• [Directive] Transcribe the listing word for word.

• [Extracted material]

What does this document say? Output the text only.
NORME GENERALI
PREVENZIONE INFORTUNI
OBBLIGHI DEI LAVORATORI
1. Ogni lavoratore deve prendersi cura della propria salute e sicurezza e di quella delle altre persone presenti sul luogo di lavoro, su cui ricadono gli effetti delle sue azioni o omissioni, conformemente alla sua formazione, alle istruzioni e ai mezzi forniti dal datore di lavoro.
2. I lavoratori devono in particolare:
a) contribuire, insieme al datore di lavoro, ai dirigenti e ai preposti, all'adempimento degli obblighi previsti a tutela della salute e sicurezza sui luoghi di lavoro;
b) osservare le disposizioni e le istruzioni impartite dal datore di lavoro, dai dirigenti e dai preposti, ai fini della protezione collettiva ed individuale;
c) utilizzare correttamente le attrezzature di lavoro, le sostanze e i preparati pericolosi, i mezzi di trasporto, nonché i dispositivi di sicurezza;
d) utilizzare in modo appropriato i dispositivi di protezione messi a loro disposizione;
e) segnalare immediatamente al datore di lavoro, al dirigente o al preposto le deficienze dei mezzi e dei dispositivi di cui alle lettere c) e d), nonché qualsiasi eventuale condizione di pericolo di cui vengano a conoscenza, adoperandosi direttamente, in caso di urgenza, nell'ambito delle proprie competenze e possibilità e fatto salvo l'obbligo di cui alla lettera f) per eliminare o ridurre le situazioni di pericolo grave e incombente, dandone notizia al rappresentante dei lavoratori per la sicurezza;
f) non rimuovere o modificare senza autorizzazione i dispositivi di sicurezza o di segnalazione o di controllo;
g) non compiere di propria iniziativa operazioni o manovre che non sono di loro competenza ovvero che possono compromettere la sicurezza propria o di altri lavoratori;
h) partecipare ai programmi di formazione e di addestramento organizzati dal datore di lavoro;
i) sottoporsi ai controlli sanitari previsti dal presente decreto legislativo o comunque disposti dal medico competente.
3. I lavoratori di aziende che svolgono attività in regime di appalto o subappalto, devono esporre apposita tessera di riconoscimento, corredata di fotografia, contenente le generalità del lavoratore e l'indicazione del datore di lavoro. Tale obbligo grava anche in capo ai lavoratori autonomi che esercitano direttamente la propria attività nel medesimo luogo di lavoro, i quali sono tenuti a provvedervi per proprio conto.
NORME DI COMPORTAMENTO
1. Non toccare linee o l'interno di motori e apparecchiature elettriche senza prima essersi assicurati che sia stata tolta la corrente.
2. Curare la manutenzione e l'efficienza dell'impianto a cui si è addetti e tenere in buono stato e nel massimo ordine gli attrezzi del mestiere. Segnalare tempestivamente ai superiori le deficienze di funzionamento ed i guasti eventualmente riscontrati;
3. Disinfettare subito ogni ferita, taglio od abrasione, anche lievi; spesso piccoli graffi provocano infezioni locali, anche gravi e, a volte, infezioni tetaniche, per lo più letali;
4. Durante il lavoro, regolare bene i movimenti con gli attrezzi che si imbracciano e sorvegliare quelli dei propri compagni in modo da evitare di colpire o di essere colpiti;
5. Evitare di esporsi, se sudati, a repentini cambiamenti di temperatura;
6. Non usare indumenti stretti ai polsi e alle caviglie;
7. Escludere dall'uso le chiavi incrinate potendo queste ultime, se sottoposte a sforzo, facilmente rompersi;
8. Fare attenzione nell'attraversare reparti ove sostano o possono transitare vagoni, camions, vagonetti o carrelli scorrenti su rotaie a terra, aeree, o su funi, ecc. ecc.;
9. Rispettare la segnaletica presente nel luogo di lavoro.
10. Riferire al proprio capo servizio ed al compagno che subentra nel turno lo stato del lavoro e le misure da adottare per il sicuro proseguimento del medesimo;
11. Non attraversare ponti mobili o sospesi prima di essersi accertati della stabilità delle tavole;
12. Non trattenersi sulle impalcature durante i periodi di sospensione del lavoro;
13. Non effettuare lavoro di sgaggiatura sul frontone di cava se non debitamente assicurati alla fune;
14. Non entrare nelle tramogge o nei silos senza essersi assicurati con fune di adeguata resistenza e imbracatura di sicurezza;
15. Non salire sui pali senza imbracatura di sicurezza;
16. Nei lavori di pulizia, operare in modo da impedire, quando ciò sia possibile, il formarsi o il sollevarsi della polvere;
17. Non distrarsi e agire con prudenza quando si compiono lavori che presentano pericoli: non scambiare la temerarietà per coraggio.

• [Full output]
What does this document say? Output the text only.
NORME GENERALI
PREVENZIONE INFORTUNI
OBBLIGHI DEI LAVORATORI
1. Ogni lavoratore deve prendersi cura della propria salute e sicurezza e di quella delle altre persone presenti sul luogo di lavoro, su cui ricadono gli effetti delle sue azioni o omissioni, conformemente alla sua formazione, alle istruzioni e ai mezzi forniti dal datore di lavoro.
2. I lavoratori devono in particolare:
a) contribuire, insieme al datore di lavoro, ai dirigenti e ai preposti, all'adempimento degli obblighi previsti a tutela della salute e sicurezza sui luoghi di lavoro;
b) osservare le disposizioni e le istruzioni impartite dal datore di lavoro, dai dirigenti e dai preposti, ai fini della protezione collettiva ed individuale;
c) utilizzare correttamente le attrezzature di lavoro, le sostanze e i preparati pericolosi, i mezzi di trasporto, nonché i dispositivi di sicurezza;
d) utilizzare in modo appropriato i dispositivi di protezione messi a loro disposizione;
e) segnalare immediatamente al datore di lavoro, al dirigente o al preposto le deficienze dei mezzi e dei dispositivi di cui alle lettere c) e d), nonché qualsiasi eventuale condizione di pericolo di cui vengano a conoscenza, adoperandosi direttamente, in caso di urgenza, nell'ambito delle proprie competenze e possibilità e fatto salvo l'obbligo di cui alla lettera f) per eliminare o ridurre le situazioni di pericolo grave e incombente, dandone notizia al rappresentante dei lavoratori per la sicurezza;
f) non rimuovere o modificare senza autorizzazione i dispositivi di sicurezza o di segnalazione o di controllo;
g) non compiere di propria iniziativa operazioni o manovre che non sono di loro competenza ovvero che possono compromettere la sicurezza propria o di altri lavoratori;
h) partecipare ai programmi di formazione e di addestramento organizzati dal datore di lavoro;
i) sottoporsi ai controlli sanitari previsti dal presente decreto legislativo o comunque disposti dal medico competente.
3. I lavoratori di aziende che svolgono attività in regime di appalto o subappalto, devono esporre apposita tessera di riconoscimento, corredata di fotografia, contenente le generalità del lavoratore e l'indicazione del datore di lavoro. Tale obbligo grava anche in capo ai lavoratori autonomi che esercitano direttamente la propria attività nel medesimo luogo di lavoro, i quali sono tenuti a provvedervi per proprio conto.
NORME DI COMPORTAMENTO
1. Non toccare linee o l'interno di motori e apparecchiature elettriche senza prima essersi assicurati che sia stata tolta la corrente.
2. Curare la manutenzione e l'efficienza dell'impianto a cui si è addetti e tenere in buono stato e nel massimo ordine gli attrezzi del mestiere. Segnalare tempestivamente ai superiori le deficienze di funzionamento ed i guasti eventualmente riscontrati;
3. Disinfettare subito ogni ferita, taglio od abrasione, anche lievi; spesso piccoli graffi provocano infezioni locali, anche gravi e, a volte, infezioni tetaniche, per lo più letali;
4. Durante il lavoro, regolare bene i movimenti con gli attrezzi che si imbracciano e sorvegliare quelli dei propri compagni in modo da evitare di colpire o di essere colpiti;
5. Evitare di esporsi, se sudati, a repentini cambiamenti di temperatura;
6. Non usare indumenti stretti ai polsi e alle caviglie;
7. Escludere dall'uso le chiavi incrinate potendo queste ultime, se sottoposte a sforzo, facilmente rompersi;
8. Fare attenzione nell'attraversare reparti ove sostano o possono transitare vagoni, camions, vagonetti o carrelli scorrenti su rotaie a terra, aeree, o su funi, ecc. ecc.;
9. Rispettare la segnaletica presente nel luogo di lavoro.
10. Riferire al proprio capo servizio ed al compagno che subentra nel turno lo stato del lavoro e le misure da adottare per il sicuro proseguimento del medesimo;
11. Non attraversare ponti mobili o sospesi prima di essersi accertati della stabilità delle tavole;
12. Non trattenersi sulle impalcature durante i periodi di sospensione del lavoro;
13. Non effettuare lavoro di sgaggiatura sul frontone di cava se non debitamente assicurati alla fune;
14. Non entrare nelle tramogge o nei silos senza essersi assicurati con fune di adeguata resistenza e imbracatura di sicurezza;
15. Non salire sui pali senza imbracatura di sicurezza;
16. Nei lavori di pulizia, operare in modo da impedire, quando ciò sia possibile, il formarsi o il sollevarsi della polvere;
17. Non distrarsi e agire con prudenza quando si compiono lavori che presentano pericoli: non scambiare la temerarietà per coraggio.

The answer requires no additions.